AVAILABLE RECORDS:

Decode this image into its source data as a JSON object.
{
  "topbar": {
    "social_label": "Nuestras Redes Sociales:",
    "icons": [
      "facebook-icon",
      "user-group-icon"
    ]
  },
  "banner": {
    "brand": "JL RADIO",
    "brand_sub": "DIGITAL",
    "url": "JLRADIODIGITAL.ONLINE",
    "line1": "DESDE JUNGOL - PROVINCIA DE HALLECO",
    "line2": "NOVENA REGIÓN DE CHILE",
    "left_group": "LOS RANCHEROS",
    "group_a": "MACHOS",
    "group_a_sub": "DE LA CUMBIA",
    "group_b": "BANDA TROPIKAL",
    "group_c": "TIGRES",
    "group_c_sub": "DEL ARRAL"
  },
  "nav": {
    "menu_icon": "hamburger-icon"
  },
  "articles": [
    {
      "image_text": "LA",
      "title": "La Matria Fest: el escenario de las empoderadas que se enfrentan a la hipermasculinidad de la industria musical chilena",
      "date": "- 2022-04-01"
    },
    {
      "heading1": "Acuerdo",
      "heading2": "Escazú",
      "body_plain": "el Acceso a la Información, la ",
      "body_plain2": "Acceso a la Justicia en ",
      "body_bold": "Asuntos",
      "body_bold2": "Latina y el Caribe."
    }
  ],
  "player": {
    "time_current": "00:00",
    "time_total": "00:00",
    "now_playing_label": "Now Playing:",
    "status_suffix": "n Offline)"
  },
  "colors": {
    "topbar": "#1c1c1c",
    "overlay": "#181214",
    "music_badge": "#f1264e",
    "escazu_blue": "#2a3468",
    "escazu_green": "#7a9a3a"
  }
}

STATED GOAL:
Give back the whole listing exactly as it reads.

SOLUTION FOR THIS TASK:
Decode this image into its source data as a JSON object.
{
  "topbar": {
    "social_label": "Nuestras Redes Sociales:",
    "icons": [
      "facebook-icon",
      "user-group-icon"
    ]
  },
  "banner": {
    "brand": "JL RADIO",
    "brand_sub": "DIGITAL",
    "url": "JLRADIODIGITAL.ONLINE",
    "line1": "DESDE JUNGOL - PROVINCIA DE HALLECO",
    "line2": "NOVENA REGIÓN DE CHILE",
    "left_group": "LOS RANCHEROS",
    "group_a": "MACHOS",
    "group_a_sub": "DE LA CUMBIA",
    "group_b": "BANDA TROPIKAL",
    "group_c": "TIGRES",
    "group_c_sub": "DEL ARRAL"
  },
  "nav": {
    "menu_icon": "hamburger-icon"
  },
  "articles": [
    {
      "image_text": "LA",
      "title": "La Matria Fest: el escenario de las empoderadas que se enfrentan a la hipermasculinidad de la industria musical chilena",
      "date": "- 2022-04-01"
    },
    {
      "heading1": "Acuerdo",
      "heading2": "Escazú",
      "body_plain": "el Acceso a la Información, la ",
      "body_plain2": "Acceso a la Justicia en ",
      "body_bold": "Asuntos",
      "body_bold2": "Latina y el Caribe."
    }
  ],
  "player": {
    "time_current": "00:00",
    "time_total": "00:00",
    "now_playing_label": "Now Playing:",
    "status_suffix": "n Offline)"
  },
  "colors": {
    "topbar": "#1c1c1c",
    "overlay": "#181214",
    "music_badge": "#f1264e",
    "escazu_blue": "#2a3468",
    "escazu_green": "#7a9a3a"
  }
}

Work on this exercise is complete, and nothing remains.